• [DATA SUPPLIED]
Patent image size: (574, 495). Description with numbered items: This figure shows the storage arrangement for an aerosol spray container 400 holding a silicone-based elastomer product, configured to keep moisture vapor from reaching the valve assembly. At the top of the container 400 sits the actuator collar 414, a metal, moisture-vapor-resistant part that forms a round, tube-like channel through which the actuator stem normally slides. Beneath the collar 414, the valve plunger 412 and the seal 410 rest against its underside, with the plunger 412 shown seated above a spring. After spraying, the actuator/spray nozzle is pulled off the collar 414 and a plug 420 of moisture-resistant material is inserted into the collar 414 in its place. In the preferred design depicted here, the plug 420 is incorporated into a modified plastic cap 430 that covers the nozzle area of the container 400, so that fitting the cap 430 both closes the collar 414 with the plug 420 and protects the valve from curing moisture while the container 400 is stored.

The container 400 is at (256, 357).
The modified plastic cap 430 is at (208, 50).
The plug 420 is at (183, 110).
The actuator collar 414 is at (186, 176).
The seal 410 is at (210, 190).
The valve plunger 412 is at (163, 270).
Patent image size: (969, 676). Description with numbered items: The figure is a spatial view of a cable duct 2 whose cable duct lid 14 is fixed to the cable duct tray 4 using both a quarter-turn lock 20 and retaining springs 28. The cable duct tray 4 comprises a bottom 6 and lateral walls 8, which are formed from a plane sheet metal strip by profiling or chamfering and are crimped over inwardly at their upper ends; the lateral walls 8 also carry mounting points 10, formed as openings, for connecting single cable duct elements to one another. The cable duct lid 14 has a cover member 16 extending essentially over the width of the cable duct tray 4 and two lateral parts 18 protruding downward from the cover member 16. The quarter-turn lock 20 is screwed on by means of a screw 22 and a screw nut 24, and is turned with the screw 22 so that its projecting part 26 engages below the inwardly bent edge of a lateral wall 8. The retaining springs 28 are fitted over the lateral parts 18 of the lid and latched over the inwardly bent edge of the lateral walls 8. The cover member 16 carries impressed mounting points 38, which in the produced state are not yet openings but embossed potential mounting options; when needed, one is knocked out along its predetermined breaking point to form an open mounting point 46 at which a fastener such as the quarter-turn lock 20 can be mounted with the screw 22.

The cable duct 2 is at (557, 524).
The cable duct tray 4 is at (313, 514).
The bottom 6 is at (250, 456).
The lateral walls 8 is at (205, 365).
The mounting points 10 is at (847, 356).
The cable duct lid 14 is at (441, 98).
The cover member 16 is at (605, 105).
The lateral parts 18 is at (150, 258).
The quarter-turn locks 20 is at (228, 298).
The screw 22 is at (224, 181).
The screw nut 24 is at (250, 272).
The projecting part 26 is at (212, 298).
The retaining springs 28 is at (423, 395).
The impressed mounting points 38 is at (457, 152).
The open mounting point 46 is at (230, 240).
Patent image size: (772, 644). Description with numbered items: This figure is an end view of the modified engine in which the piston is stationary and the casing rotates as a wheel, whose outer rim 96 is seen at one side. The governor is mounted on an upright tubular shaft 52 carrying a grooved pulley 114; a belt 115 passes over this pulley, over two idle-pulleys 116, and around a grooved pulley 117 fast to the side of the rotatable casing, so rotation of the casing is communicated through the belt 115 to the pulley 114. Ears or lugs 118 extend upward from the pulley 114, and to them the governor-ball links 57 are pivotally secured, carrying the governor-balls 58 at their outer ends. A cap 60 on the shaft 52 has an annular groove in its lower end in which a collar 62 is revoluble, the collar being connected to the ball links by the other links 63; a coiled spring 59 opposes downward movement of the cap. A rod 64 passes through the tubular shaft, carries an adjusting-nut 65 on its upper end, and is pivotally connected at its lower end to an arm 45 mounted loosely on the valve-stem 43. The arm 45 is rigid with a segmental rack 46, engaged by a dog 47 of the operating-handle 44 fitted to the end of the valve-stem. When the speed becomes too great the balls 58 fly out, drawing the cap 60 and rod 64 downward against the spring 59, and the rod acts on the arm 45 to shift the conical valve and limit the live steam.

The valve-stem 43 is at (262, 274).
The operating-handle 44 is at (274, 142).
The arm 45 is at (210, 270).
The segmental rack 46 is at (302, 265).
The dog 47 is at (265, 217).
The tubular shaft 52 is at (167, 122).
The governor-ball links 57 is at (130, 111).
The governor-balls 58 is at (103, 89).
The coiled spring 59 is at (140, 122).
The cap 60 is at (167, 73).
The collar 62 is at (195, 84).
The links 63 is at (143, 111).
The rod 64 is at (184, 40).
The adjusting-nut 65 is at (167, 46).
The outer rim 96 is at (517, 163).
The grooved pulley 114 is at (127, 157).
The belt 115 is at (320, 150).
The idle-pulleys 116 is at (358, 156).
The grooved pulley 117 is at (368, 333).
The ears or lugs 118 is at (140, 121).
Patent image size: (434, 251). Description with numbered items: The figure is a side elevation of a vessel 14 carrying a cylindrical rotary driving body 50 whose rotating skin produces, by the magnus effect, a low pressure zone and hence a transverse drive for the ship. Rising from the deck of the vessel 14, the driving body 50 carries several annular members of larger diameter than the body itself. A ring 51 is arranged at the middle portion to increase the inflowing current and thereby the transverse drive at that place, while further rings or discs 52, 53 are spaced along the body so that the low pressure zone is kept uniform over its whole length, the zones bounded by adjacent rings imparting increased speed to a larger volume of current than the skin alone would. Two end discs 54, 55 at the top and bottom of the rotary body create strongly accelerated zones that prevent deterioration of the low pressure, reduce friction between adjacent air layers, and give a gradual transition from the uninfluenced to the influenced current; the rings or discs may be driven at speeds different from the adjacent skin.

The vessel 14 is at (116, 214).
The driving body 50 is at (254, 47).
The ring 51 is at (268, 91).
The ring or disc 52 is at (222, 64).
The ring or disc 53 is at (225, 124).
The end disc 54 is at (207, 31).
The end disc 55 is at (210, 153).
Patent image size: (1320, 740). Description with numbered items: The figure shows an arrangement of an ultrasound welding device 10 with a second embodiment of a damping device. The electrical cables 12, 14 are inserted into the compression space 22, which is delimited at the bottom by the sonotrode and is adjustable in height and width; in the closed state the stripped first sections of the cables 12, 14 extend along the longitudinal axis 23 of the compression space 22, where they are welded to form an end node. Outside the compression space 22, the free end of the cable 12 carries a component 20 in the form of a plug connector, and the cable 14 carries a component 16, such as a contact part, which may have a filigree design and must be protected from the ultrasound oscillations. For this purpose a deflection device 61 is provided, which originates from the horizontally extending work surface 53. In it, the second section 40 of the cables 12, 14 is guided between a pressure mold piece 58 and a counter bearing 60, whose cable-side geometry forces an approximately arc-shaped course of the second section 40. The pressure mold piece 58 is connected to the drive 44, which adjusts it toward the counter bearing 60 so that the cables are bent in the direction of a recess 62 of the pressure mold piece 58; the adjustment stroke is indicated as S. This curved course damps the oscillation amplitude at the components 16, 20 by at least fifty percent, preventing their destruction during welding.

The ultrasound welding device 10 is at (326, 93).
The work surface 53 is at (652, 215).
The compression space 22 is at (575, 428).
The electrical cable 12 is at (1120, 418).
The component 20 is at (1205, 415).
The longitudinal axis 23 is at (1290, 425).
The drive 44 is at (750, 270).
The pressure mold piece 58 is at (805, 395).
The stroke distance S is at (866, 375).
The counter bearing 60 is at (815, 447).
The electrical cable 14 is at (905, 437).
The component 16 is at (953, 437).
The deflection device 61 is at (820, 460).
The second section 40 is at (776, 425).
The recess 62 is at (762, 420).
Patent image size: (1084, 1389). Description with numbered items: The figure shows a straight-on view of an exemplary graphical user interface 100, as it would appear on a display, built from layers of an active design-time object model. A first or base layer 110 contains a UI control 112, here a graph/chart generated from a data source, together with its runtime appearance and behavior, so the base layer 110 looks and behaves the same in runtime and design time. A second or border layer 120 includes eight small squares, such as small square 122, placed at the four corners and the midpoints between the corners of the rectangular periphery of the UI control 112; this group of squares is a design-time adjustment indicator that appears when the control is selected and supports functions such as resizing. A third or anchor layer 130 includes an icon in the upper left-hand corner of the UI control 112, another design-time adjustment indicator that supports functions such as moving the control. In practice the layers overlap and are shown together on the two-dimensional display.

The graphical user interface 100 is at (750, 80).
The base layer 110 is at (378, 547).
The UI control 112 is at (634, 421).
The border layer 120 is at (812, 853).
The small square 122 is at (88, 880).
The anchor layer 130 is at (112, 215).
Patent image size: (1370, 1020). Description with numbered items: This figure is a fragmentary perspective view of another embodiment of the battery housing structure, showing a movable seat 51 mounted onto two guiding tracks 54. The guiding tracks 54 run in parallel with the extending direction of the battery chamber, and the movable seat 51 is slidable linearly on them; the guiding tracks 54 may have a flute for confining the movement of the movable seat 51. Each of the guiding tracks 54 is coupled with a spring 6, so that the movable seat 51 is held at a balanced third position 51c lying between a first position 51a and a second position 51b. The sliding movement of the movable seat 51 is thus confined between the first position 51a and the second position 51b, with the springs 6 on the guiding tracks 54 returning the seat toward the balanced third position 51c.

• [STATED GOAL] Copy the rows verbatim, beginning at the line containing "Patent image size: (1320, 740)." and stopping after the line containing "The pressure mold piece 58 is at (805, 395).".

• [RESULT OF THIS TASK]
Patent image size: (1320, 740). Description with numbered items: The figure shows an arrangement of an ultrasound welding device 10 with a second embodiment of a damping device. The electrical cables 12, 14 are inserted into the compression space 22, which is delimited at the bottom by the sonotrode and is adjustable in height and width; in the closed state the stripped first sections of the cables 12, 14 extend along the longitudinal axis 23 of the compression space 22, where they are welded to form an end node. Outside the compression space 22, the free end of the cable 12 carries a component 20 in the form of a plug connector, and the cable 14 carries a component 16, such as a contact part, which may have a filigree design and must be protected from the ultrasound oscillations. For this purpose a deflection device 61 is provided, which originates from the horizontally extending work surface 53. In it, the second section 40 of the cables 12, 14 is guided between a pressure mold piece 58 and a counter bearing 60, whose cable-side geometry forces an approximately arc-shaped course of the second section 40. The pressure mold piece 58 is connected to the drive 44, which adjusts it toward the counter bearing 60 so that the cables are bent in the direction of a recess 62 of the pressure mold piece 58; the adjustment stroke is indicated as S. This curved course damps the oscillation amplitude at the components 16, 20 by at least fifty percent, preventing their destruction during welding.

The ultrasound welding device 10 is at (326, 93).
The work surface 53 is at (652, 215).
The compression space 22 is at (575, 428).
The electrical cable 12 is at (1120, 418).
The component 20 is at (1205, 415).
The longitudinal axis 23 is at (1290, 425).
The drive 44 is at (750, 270).
The pressure mold piece 58 is at (805, 395).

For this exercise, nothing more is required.